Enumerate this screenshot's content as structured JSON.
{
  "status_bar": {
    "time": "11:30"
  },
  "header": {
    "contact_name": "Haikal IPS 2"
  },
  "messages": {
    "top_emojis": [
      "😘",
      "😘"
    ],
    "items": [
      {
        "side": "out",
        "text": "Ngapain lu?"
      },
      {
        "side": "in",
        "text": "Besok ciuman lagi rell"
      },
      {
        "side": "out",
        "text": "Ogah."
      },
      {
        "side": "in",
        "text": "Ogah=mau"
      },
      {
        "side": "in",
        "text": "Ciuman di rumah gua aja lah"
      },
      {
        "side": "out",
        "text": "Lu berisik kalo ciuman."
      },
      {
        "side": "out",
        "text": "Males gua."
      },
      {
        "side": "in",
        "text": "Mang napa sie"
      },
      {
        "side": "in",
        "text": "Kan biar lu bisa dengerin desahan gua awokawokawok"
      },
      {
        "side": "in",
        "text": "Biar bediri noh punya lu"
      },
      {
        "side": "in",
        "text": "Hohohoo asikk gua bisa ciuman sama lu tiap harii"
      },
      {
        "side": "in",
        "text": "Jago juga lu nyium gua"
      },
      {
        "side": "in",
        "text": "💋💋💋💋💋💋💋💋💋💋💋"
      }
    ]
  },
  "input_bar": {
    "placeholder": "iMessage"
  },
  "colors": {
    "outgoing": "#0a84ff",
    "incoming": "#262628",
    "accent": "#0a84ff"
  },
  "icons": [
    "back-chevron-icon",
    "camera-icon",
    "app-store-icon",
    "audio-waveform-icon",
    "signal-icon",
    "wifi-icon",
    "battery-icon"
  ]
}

^^^^^^^^

Problem statement >> Return only the number of lines in the data above that include the word "bisa".

Solution to the exercise >> 2